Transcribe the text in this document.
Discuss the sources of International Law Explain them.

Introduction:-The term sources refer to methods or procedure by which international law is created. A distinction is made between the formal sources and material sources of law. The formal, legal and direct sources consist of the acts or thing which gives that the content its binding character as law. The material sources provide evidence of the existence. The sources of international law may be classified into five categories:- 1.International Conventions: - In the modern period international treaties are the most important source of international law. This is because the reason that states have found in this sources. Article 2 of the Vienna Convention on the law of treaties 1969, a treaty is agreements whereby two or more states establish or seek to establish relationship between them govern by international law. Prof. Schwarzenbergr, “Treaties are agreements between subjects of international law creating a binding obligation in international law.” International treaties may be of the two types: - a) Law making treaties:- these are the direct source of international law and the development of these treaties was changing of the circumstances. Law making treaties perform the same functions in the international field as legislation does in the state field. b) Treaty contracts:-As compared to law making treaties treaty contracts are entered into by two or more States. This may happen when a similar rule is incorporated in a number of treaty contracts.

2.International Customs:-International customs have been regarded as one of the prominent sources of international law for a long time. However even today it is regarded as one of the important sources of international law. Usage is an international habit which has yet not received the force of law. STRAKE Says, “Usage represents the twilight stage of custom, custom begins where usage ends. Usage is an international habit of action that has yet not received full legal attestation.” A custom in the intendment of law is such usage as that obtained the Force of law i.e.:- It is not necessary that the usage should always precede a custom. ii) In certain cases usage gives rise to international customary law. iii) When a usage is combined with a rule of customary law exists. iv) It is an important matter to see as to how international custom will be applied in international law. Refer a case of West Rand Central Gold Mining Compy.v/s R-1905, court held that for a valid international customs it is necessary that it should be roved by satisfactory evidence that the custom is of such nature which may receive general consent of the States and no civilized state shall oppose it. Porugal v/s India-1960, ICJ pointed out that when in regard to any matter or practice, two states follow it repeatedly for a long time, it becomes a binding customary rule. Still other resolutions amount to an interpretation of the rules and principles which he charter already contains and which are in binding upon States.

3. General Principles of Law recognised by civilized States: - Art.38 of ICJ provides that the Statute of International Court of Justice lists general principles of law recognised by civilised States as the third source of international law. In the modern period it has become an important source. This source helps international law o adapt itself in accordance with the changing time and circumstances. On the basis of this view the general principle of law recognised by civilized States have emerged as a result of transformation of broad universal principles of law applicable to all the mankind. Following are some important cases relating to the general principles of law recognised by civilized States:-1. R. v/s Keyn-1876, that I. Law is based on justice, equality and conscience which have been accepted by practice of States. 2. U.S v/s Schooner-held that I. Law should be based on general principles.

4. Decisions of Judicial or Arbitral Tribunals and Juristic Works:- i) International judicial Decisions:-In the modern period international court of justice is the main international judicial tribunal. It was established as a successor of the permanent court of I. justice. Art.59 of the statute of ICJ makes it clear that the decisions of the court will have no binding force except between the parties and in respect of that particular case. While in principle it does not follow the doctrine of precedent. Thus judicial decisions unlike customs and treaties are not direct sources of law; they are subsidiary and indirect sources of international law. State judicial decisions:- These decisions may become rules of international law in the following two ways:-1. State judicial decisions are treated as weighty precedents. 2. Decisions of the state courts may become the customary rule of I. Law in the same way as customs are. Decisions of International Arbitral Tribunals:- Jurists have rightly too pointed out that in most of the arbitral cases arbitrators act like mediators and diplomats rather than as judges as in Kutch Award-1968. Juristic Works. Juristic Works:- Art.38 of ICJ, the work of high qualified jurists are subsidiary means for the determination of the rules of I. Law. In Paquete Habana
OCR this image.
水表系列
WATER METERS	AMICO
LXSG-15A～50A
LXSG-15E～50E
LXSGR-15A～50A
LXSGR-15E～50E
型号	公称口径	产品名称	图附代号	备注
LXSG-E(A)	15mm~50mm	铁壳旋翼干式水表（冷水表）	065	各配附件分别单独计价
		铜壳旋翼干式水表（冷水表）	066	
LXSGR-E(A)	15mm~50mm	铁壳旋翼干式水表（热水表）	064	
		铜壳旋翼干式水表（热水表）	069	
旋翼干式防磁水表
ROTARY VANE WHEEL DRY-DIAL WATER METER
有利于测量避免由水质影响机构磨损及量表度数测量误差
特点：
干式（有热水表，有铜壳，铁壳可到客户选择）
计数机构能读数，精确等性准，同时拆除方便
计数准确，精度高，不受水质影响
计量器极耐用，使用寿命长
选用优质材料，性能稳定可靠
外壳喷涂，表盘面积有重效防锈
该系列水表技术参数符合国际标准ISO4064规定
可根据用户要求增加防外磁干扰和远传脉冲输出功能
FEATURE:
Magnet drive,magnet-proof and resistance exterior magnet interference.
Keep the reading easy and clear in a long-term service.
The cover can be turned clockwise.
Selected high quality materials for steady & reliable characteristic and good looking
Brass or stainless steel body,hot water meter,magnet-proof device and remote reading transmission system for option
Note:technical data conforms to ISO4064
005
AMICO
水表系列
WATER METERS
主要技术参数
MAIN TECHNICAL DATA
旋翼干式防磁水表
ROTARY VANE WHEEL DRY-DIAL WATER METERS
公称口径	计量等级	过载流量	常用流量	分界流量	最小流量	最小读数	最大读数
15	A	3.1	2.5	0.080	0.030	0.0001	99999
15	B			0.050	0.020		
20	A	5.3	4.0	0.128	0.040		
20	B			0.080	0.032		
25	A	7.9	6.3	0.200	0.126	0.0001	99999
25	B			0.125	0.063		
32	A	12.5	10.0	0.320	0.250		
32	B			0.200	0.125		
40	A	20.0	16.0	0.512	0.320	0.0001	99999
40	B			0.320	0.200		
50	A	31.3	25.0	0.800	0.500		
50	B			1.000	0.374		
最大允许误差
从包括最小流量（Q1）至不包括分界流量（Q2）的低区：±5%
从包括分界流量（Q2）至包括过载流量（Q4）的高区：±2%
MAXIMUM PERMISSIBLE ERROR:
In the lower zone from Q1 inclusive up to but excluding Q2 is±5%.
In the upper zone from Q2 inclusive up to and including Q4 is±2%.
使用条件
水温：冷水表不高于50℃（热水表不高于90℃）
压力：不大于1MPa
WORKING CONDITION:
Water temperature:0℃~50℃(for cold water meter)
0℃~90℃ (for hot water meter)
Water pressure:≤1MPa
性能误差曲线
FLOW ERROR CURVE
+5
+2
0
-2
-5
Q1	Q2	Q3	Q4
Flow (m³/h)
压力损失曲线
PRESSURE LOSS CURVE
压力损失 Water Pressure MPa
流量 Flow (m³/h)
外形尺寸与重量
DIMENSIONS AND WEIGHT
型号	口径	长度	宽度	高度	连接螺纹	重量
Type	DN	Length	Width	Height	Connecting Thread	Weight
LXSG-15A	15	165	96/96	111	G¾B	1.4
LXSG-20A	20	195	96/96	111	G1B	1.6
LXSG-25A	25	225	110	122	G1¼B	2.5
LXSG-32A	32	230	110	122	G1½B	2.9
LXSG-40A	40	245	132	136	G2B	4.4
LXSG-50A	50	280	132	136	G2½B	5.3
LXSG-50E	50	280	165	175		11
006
----
* _Do this_: Among the entries, how many lines contain the string "proof"? Give the number without anything else.

* _Full response_: 2